= The task =
Check each line of the data below for the word "this", then extract the ones that have it.

= Entries shown =
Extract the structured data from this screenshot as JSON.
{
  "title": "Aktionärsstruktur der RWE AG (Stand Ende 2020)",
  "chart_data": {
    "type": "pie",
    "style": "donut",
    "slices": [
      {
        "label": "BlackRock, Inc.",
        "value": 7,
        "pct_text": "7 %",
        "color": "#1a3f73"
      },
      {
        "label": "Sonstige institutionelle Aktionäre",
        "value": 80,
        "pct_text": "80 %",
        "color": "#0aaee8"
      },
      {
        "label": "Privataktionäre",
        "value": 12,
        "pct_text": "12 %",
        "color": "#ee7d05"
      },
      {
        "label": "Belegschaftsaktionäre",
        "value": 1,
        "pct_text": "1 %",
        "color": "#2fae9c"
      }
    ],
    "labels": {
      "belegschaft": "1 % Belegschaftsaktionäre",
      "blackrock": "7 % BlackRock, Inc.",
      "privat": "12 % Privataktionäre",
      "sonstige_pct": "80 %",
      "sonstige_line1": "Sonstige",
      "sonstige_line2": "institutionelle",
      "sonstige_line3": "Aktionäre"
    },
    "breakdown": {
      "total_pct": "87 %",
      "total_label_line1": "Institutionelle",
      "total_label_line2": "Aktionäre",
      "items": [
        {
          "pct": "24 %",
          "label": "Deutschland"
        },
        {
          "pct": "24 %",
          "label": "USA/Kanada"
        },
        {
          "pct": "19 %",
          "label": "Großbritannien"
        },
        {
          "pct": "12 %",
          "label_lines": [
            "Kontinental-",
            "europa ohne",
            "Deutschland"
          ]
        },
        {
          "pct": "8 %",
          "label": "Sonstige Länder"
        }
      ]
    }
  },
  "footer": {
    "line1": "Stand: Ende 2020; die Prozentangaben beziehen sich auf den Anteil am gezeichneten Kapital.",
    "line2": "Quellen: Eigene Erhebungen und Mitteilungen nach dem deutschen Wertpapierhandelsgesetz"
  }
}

---

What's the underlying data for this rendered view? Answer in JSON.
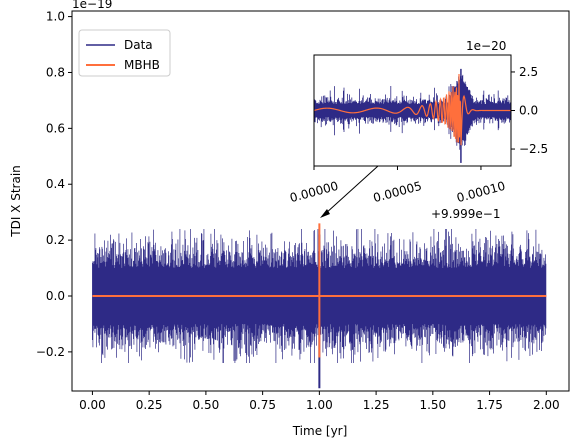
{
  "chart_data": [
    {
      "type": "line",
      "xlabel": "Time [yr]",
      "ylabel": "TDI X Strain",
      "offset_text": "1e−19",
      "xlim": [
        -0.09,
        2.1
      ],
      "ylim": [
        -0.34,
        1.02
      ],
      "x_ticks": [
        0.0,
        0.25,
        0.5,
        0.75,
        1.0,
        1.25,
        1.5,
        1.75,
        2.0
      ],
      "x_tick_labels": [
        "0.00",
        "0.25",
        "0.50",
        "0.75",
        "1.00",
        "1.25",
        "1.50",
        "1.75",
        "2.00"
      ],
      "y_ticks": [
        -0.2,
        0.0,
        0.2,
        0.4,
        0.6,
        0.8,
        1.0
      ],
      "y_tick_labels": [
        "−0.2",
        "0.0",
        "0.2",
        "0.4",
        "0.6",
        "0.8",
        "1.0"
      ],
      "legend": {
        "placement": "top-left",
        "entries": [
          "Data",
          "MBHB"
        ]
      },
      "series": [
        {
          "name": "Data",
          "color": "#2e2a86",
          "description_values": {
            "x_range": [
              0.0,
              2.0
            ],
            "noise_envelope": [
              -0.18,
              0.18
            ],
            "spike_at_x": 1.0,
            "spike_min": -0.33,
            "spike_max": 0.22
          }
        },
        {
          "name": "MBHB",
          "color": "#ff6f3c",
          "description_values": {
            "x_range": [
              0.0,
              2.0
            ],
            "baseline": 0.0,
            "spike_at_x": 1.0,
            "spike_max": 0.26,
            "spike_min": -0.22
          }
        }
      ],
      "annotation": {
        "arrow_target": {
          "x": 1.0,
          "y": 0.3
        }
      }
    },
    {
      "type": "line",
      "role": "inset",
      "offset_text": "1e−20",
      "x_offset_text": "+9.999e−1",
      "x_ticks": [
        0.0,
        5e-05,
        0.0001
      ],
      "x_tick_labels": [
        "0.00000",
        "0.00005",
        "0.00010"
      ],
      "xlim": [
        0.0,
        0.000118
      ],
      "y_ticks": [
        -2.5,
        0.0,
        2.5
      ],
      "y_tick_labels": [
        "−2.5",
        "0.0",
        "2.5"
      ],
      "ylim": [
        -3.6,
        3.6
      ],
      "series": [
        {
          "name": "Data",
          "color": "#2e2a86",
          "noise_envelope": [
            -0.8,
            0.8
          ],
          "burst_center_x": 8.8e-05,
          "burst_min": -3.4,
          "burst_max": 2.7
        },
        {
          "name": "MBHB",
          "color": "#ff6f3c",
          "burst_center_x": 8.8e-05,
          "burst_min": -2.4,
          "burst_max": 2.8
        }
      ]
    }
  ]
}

==

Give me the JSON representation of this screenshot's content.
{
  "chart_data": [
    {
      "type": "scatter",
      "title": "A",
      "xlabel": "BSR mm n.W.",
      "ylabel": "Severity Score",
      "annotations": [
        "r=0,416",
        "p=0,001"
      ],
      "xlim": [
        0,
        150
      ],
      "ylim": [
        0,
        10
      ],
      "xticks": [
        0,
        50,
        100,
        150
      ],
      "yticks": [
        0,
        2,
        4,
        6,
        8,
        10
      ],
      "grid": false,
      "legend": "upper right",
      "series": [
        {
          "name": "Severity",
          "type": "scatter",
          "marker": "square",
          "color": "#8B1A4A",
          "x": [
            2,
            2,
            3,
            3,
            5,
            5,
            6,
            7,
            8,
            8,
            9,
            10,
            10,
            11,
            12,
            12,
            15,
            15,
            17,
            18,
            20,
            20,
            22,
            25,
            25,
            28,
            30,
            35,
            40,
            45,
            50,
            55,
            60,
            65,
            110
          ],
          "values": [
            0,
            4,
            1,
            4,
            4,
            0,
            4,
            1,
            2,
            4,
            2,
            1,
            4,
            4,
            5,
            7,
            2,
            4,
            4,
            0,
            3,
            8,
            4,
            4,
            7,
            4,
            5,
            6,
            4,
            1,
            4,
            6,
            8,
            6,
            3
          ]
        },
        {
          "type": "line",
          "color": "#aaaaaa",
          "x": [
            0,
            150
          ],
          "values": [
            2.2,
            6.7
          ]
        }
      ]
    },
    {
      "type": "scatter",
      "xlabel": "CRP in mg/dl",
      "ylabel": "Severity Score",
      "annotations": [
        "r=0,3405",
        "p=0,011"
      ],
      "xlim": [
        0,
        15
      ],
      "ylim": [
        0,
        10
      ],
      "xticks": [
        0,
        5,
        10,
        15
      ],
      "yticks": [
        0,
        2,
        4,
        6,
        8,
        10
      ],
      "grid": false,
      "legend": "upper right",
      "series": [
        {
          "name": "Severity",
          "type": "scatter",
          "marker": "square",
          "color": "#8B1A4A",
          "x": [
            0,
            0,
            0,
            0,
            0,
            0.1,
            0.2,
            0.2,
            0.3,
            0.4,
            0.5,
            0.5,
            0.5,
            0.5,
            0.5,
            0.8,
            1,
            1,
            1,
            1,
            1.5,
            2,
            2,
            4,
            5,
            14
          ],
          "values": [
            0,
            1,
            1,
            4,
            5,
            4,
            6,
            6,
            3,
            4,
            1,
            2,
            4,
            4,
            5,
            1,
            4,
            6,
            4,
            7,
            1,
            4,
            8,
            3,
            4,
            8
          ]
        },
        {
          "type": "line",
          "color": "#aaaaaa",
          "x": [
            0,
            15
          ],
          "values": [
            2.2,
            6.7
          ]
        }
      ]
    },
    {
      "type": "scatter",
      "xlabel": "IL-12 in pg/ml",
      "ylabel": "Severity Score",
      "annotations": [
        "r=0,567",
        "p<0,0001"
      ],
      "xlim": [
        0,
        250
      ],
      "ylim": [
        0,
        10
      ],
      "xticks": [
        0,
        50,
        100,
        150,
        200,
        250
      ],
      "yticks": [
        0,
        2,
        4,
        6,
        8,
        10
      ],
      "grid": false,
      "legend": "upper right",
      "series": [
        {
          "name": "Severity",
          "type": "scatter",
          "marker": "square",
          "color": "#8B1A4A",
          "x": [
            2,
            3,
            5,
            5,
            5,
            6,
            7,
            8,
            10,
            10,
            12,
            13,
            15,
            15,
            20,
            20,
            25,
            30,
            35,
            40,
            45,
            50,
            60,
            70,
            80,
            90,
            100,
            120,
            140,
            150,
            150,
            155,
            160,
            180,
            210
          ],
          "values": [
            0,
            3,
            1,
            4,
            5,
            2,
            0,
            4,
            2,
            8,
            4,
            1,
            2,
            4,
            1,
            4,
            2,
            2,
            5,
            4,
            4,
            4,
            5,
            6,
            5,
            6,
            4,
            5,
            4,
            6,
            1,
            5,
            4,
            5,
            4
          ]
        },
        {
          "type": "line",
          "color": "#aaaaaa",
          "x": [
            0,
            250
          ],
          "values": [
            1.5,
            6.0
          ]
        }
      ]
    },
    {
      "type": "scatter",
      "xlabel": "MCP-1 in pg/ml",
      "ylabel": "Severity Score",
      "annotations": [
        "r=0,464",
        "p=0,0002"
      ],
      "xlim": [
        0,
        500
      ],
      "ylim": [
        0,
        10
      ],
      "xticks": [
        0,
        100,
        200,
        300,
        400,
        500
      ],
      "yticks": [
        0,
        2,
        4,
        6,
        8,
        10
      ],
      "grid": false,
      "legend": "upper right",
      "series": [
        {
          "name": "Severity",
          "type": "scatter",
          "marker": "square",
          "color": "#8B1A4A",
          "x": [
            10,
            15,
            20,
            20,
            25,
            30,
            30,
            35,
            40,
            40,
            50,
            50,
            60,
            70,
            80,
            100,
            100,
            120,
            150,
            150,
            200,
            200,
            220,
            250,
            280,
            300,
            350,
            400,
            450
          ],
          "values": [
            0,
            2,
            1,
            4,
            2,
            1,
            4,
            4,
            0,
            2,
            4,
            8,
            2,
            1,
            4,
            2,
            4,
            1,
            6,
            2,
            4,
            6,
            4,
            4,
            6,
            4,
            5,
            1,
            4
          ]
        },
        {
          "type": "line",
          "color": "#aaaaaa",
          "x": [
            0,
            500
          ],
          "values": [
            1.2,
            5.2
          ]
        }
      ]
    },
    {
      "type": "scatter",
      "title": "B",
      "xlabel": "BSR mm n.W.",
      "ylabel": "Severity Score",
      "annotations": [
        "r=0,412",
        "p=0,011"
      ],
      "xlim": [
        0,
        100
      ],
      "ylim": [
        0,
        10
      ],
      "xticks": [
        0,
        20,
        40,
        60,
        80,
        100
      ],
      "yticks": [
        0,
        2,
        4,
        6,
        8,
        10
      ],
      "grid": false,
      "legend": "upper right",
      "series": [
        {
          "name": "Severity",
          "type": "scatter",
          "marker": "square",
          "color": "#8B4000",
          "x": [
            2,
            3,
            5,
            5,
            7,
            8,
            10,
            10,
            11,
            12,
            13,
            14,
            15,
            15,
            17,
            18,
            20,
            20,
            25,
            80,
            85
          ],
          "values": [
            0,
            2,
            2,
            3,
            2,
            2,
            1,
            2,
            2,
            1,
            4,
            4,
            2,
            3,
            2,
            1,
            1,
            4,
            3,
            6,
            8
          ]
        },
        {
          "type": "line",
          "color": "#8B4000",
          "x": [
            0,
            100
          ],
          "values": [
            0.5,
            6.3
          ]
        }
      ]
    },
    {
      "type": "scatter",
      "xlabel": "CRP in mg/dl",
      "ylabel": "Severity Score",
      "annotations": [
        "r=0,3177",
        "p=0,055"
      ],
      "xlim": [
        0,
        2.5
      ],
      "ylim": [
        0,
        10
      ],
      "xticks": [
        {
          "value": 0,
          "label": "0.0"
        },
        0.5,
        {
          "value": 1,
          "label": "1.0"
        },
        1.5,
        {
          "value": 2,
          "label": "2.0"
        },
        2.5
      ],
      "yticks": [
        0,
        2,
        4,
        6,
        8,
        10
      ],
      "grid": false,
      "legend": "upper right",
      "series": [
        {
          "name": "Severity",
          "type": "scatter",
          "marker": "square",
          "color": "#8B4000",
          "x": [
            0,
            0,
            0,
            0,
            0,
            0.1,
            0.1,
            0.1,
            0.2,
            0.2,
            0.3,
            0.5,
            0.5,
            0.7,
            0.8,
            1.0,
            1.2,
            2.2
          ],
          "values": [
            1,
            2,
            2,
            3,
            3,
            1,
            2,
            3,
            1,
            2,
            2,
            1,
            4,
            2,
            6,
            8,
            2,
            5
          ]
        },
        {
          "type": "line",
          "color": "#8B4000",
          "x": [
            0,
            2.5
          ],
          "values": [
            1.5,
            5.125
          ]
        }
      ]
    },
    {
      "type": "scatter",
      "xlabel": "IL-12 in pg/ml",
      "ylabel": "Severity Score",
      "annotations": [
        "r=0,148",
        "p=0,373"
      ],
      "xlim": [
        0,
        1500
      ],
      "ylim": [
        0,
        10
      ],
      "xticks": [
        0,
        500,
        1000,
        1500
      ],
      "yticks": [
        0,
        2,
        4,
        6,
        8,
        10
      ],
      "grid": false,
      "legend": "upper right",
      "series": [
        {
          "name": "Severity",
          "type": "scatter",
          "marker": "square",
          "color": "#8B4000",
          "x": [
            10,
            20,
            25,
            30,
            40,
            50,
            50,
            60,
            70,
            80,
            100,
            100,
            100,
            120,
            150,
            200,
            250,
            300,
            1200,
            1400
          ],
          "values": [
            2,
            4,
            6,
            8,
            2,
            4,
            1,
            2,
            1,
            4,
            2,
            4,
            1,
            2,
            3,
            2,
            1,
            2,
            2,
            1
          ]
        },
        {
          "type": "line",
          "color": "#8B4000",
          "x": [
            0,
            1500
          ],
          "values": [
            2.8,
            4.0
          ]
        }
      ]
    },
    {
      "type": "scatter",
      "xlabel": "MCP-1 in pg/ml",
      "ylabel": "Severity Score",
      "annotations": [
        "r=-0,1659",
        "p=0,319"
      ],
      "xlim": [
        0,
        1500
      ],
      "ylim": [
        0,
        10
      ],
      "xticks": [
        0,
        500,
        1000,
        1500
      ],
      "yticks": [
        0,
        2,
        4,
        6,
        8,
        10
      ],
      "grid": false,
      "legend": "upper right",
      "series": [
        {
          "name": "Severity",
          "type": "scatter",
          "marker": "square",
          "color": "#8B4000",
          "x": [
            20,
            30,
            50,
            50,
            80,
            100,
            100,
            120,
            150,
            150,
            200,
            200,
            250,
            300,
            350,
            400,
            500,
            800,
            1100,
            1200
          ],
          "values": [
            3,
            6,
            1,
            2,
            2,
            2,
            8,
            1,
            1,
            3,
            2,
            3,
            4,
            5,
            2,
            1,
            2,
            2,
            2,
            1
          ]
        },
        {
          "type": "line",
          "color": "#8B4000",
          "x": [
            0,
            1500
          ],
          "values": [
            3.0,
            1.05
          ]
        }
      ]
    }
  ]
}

= Expected answer =
Extract the structured data from this screenshot as JSON.
What's the underlying data for this rendered view? Answer in JSON.
Give me the JSON representation of this screenshot's content.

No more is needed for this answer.